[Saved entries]
##############################

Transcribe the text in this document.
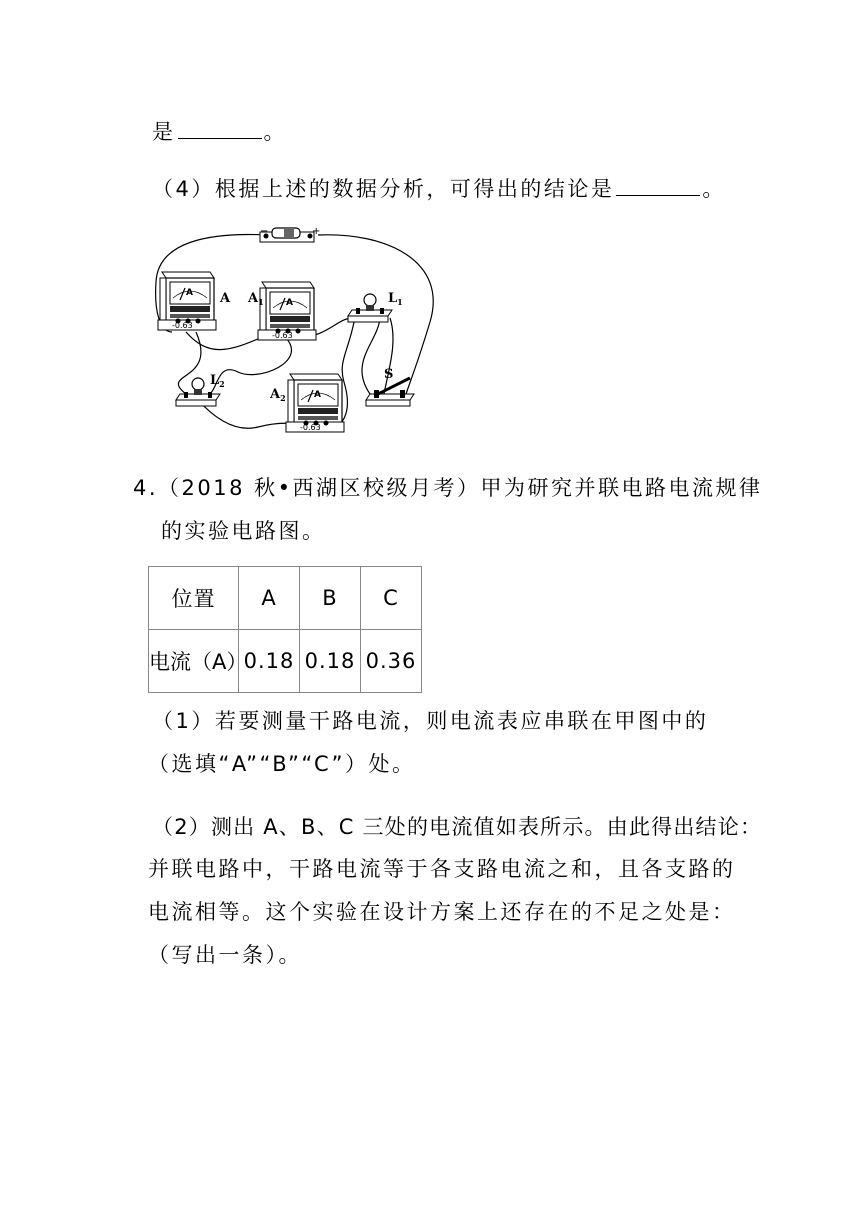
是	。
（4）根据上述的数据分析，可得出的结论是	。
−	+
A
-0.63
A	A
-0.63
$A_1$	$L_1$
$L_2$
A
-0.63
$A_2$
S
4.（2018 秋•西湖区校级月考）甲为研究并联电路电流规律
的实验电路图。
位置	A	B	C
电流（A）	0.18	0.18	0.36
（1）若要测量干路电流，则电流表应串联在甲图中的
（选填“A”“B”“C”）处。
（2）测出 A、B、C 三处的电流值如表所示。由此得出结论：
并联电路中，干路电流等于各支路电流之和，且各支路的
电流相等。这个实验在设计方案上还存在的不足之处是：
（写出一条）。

##############################

# [Set exercise]
All of the data above should be quoted exactly, except for the pictures.

# [Output of the task]
Transcribe the text in this document.
是	。
（4）根据上述的数据分析，可得出的结论是	。
−	+
A
-0.63
A	A
-0.63
$A_1$	$L_1$
$L_2$
A
-0.63
$A_2$
S
4.（2018 秋•西湖区校级月考）甲为研究并联电路电流规律
的实验电路图。
位置	A	B	C
电流（A）	0.18	0.18	0.36
（1）若要测量干路电流，则电流表应串联在甲图中的
（选填“A”“B”“C”）处。
（2）测出 A、B、C 三处的电流值如表所示。由此得出结论：
并联电路中，干路电流等于各支路电流之和，且各支路的
电流相等。这个实验在设计方案上还存在的不足之处是：
（写出一条）。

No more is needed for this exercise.